→ **WHAT THE TASK REQUIRES**
Go through the data below line by line and count those containing the word "room". Reply with the count only.

Collection entries:
##########

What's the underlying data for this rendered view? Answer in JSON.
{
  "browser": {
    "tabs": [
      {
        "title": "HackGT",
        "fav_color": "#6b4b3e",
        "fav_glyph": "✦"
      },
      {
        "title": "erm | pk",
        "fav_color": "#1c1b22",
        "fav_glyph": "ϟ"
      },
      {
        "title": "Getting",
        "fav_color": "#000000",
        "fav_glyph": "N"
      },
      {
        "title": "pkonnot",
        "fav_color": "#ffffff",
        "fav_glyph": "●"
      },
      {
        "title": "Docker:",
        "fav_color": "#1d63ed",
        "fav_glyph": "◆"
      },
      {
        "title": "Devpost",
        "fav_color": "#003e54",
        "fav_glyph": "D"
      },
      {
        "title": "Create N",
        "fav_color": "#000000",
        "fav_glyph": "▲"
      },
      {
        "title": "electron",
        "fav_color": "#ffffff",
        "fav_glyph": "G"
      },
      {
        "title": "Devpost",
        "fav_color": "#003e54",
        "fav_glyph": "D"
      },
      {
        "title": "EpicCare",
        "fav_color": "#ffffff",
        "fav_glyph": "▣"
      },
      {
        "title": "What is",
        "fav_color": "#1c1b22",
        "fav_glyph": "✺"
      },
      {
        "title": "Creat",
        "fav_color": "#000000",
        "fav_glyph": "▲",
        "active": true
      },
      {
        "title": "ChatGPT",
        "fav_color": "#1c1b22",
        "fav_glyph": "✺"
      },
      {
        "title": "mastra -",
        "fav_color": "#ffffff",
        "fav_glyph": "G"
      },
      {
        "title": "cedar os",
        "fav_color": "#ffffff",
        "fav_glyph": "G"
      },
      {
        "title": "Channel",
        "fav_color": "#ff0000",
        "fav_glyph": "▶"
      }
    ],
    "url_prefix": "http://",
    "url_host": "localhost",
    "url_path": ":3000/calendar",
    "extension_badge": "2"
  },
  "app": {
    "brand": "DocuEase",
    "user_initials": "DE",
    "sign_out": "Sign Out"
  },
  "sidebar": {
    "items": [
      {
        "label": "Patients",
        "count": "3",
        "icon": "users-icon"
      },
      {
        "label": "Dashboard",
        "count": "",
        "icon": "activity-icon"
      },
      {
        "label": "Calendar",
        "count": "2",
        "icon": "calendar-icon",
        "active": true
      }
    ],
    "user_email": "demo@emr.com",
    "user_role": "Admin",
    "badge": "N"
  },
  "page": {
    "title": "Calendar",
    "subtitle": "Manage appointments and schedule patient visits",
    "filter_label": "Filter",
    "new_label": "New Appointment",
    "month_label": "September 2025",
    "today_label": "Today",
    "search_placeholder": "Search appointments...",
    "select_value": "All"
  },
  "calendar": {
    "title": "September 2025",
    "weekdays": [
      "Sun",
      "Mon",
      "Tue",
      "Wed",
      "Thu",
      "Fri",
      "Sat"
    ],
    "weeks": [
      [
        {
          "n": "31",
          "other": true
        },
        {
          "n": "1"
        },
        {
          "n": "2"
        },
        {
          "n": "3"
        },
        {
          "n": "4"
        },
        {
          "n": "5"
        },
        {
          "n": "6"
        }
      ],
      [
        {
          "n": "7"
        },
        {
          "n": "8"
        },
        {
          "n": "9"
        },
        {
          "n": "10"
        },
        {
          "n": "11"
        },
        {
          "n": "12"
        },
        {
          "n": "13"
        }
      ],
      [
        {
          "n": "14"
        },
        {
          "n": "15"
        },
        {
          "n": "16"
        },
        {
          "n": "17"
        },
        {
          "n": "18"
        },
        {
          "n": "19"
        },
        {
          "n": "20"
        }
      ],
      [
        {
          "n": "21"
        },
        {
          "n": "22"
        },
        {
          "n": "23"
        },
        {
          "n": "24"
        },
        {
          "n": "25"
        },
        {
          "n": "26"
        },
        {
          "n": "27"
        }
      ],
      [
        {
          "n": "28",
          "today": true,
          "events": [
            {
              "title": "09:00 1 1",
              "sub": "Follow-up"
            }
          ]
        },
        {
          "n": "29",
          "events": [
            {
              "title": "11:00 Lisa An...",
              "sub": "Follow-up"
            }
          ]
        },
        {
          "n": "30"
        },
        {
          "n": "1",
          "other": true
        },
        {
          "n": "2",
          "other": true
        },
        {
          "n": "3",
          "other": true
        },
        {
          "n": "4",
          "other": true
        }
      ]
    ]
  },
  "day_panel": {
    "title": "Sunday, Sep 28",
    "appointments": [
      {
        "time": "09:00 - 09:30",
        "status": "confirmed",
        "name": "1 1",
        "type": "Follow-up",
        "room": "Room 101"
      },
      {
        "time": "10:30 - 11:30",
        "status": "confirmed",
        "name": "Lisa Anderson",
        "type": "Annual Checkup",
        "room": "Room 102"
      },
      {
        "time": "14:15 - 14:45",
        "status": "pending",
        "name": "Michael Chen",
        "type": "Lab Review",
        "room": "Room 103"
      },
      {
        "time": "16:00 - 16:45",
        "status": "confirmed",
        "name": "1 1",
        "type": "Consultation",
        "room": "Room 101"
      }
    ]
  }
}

##########

→ **ANSWER AREA**
4